→ Data provided:
★ ★ ★ ★ ★

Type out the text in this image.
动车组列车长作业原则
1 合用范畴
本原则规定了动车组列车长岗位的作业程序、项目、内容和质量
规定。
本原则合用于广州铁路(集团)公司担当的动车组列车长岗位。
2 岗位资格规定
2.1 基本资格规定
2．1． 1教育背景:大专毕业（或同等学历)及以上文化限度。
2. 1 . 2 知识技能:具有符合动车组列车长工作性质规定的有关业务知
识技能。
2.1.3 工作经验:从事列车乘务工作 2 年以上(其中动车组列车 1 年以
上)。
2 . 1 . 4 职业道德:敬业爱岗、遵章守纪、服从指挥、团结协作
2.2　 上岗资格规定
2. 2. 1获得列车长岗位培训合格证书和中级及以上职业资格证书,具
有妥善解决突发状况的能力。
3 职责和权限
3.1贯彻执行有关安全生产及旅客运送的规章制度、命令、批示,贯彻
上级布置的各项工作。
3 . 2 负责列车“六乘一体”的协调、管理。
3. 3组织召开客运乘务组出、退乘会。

★ ★ ★ ★ ★

→ Exercise task:
Restate the data above word for word.

→ Completed task:
Type out the text in this image.
动车组列车长作业原则
1 合用范畴
本原则规定了动车组列车长岗位的作业程序、项目、内容和质量
规定。
本原则合用于广州铁路(集团)公司担当的动车组列车长岗位。
2 岗位资格规定
2.1 基本资格规定
2．1． 1教育背景:大专毕业（或同等学历)及以上文化限度。
2. 1 . 2 知识技能:具有符合动车组列车长工作性质规定的有关业务知
识技能。
2.1.3 工作经验:从事列车乘务工作 2 年以上(其中动车组列车 1 年以
上)。
2 . 1 . 4 职业道德:敬业爱岗、遵章守纪、服从指挥、团结协作
2.2　 上岗资格规定
2. 2. 1获得列车长岗位培训合格证书和中级及以上职业资格证书,具
有妥善解决突发状况的能力。
3 职责和权限
3.1贯彻执行有关安全生产及旅客运送的规章制度、命令、批示,贯彻
上级布置的各项工作。
3 . 2 负责列车“六乘一体”的协调、管理。
3. 3组织召开客运乘务组出、退乘会。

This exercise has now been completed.